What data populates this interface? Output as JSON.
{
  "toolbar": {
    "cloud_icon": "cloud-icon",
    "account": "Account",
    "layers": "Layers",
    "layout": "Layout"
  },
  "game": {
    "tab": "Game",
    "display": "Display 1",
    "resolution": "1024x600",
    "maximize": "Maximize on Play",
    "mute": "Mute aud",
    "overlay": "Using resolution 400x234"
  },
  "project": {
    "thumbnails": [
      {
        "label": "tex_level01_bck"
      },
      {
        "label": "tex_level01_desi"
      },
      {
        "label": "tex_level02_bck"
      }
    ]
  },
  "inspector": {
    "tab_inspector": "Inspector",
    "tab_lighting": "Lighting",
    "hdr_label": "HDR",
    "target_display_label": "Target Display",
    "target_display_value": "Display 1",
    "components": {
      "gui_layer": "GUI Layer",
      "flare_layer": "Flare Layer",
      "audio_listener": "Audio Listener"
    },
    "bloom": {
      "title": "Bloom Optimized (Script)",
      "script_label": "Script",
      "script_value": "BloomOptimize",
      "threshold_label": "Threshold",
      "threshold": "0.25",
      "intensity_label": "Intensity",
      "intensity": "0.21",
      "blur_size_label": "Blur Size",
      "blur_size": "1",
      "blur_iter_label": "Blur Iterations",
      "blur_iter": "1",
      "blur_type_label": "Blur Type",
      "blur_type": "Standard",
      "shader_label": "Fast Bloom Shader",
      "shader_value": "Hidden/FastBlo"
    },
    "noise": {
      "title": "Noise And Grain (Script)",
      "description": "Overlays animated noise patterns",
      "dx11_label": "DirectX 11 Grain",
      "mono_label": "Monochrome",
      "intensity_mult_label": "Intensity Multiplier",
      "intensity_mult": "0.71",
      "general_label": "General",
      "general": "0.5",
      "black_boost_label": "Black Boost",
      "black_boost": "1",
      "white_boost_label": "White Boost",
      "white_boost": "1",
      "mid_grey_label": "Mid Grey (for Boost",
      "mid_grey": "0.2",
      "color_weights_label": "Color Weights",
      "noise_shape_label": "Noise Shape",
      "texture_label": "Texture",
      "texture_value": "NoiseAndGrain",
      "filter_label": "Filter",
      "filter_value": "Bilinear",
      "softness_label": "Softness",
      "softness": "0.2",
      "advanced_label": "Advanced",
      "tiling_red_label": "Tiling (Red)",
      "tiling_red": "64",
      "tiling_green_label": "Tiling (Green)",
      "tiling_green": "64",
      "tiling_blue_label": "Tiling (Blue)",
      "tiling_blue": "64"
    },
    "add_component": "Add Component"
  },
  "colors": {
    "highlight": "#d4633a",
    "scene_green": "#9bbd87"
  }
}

* _Instructions for the task_
Using the listing above, pull out all lines that hold the word "title".

* _Result of this exercise_
      "title": "Bloom Optimized (Script)",
      "title": "Noise And Grain (Script)",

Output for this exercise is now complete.